## REQUIREMENT
Copy each record exactly as it reads, leaving out any pictures it holds.

— start of DATA SECTION —

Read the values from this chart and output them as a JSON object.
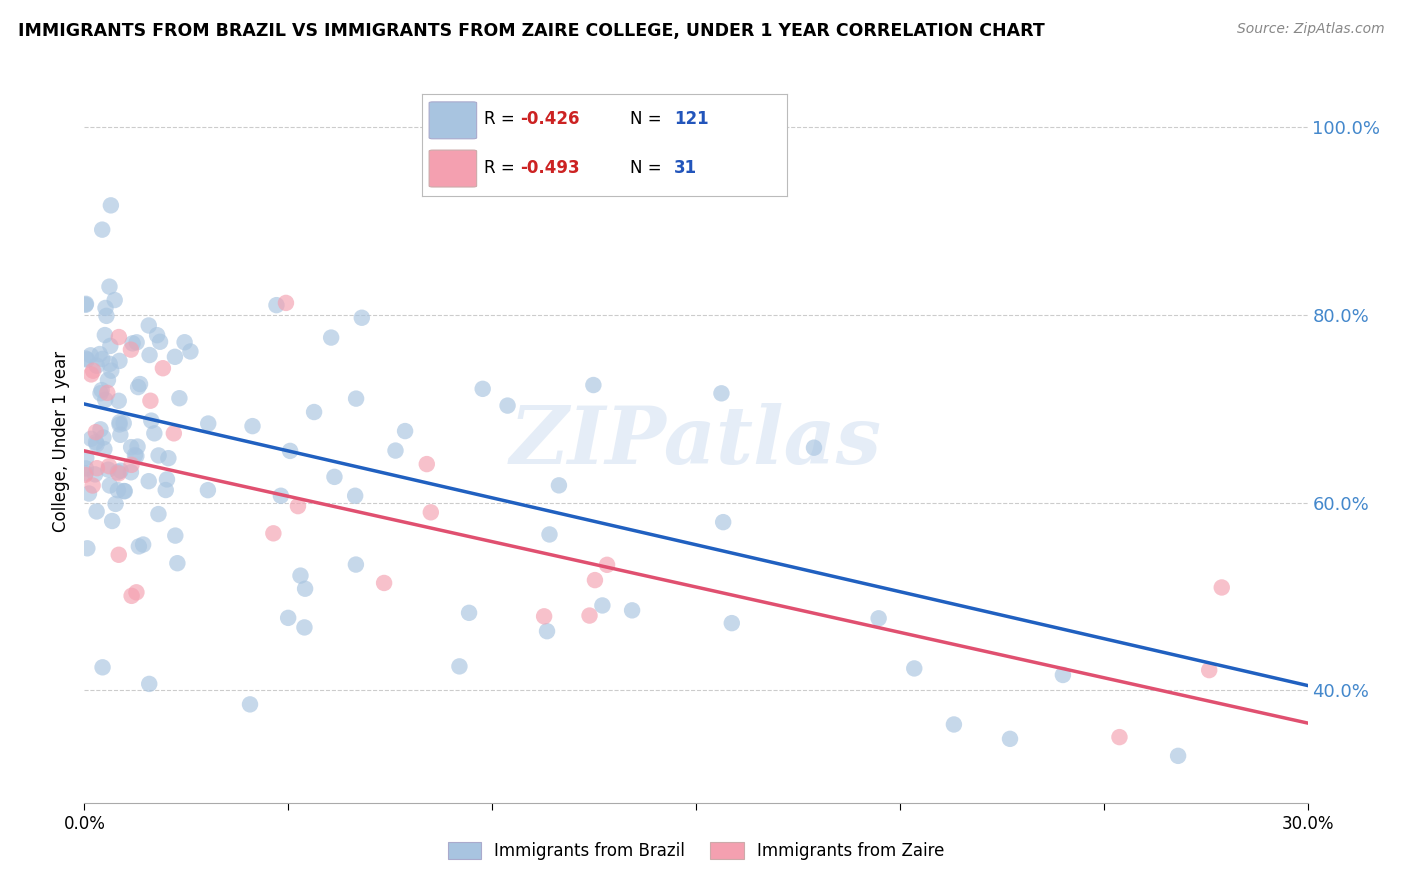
{
  "title": "IMMIGRANTS FROM BRAZIL VS IMMIGRANTS FROM ZAIRE COLLEGE, UNDER 1 YEAR CORRELATION CHART",
  "source": "Source: ZipAtlas.com",
  "ylabel": "College, Under 1 year",
  "ytick_right_labels": [
    "100.0%",
    "80.0%",
    "60.0%",
    "40.0%"
  ],
  "ytick_right_values": [
    1.0,
    0.8,
    0.6,
    0.4
  ],
  "brazil_R": -0.426,
  "brazil_N": 121,
  "zaire_R": -0.493,
  "zaire_N": 31,
  "brazil_color": "#a8c4e0",
  "zaire_color": "#f4a0b0",
  "brazil_line_color": "#2060c0",
  "zaire_line_color": "#e05070",
  "xmin": 0.0,
  "xmax": 0.3,
  "ymin": 0.28,
  "ymax": 1.05,
  "grid_color": "#cccccc",
  "background_color": "#ffffff",
  "watermark": "ZIPatlas",
  "legend_brazil_label": "Immigrants from Brazil",
  "legend_zaire_label": "Immigrants from Zaire",
  "brazil_line_y0": 0.705,
  "brazil_line_y1": 0.405,
  "zaire_line_y0": 0.655,
  "zaire_line_y1": 0.365
}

— end of DATA SECTION —

## PROBLEM SOLUTION
Read the values from this chart and output them as a JSON object.
{
  "title": "IMMIGRANTS FROM BRAZIL VS IMMIGRANTS FROM ZAIRE COLLEGE, UNDER 1 YEAR CORRELATION CHART",
  "source": "Source: ZipAtlas.com",
  "ylabel": "College, Under 1 year",
  "ytick_right_labels": [
    "100.0%",
    "80.0%",
    "60.0%",
    "40.0%"
  ],
  "ytick_right_values": [
    1.0,
    0.8,
    0.6,
    0.4
  ],
  "brazil_R": -0.426,
  "brazil_N": 121,
  "zaire_R": -0.493,
  "zaire_N": 31,
  "brazil_color": "#a8c4e0",
  "zaire_color": "#f4a0b0",
  "brazil_line_color": "#2060c0",
  "zaire_line_color": "#e05070",
  "xmin": 0.0,
  "xmax": 0.3,
  "ymin": 0.28,
  "ymax": 1.05,
  "grid_color": "#cccccc",
  "background_color": "#ffffff",
  "watermark": "ZIPatlas",
  "legend_brazil_label": "Immigrants from Brazil",
  "legend_zaire_label": "Immigrants from Zaire",
  "brazil_line_y0": 0.705,
  "brazil_line_y1": 0.405,
  "zaire_line_y0": 0.655,
  "zaire_line_y1": 0.365
}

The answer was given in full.